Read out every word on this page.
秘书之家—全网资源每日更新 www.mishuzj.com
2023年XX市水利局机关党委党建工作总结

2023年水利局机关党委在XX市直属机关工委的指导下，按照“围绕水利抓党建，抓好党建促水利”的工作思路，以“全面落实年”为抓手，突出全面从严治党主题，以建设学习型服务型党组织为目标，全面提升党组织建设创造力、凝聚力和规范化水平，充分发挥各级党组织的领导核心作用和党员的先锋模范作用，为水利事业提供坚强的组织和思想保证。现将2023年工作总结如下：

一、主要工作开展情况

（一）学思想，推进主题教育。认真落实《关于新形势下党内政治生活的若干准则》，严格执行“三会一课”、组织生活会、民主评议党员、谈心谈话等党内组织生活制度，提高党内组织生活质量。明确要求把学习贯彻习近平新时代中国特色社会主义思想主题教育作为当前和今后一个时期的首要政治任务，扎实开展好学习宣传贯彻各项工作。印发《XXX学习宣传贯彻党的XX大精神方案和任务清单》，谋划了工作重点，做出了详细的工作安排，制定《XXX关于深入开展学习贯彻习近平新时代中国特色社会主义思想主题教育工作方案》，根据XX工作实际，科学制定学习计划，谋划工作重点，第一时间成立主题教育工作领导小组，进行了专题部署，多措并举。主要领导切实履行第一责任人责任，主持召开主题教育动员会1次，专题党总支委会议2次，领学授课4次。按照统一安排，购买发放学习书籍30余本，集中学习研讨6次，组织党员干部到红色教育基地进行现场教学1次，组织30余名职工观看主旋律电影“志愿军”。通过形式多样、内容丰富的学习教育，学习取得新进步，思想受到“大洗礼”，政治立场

→ **Description of the task**
Repeat the material above in full, exactly as it stands.

→ **Correct result**
Read out every word on this page.
秘书之家—全网资源每日更新 www.mishuzj.com
2023年XX市水利局机关党委党建工作总结

2023年水利局机关党委在XX市直属机关工委的指导下，按照“围绕水利抓党建，抓好党建促水利”的工作思路，以“全面落实年”为抓手，突出全面从严治党主题，以建设学习型服务型党组织为目标，全面提升党组织建设创造力、凝聚力和规范化水平，充分发挥各级党组织的领导核心作用和党员的先锋模范作用，为水利事业提供坚强的组织和思想保证。现将2023年工作总结如下：

一、主要工作开展情况

（一）学思想，推进主题教育。认真落实《关于新形势下党内政治生活的若干准则》，严格执行“三会一课”、组织生活会、民主评议党员、谈心谈话等党内组织生活制度，提高党内组织生活质量。明确要求把学习贯彻习近平新时代中国特色社会主义思想主题教育作为当前和今后一个时期的首要政治任务，扎实开展好学习宣传贯彻各项工作。印发《XXX学习宣传贯彻党的XX大精神方案和任务清单》，谋划了工作重点，做出了详细的工作安排，制定《XXX关于深入开展学习贯彻习近平新时代中国特色社会主义思想主题教育工作方案》，根据XX工作实际，科学制定学习计划，谋划工作重点，第一时间成立主题教育工作领导小组，进行了专题部署，多措并举。主要领导切实履行第一责任人责任，主持召开主题教育动员会1次，专题党总支委会议2次，领学授课4次。按照统一安排，购买发放学习书籍30余本，集中学习研讨6次，组织党员干部到红色教育基地进行现场教学1次，组织30余名职工观看主旋律电影“志愿军”。通过形式多样、内容丰富的学习教育，学习取得新进步，思想受到“大洗礼”，政治立场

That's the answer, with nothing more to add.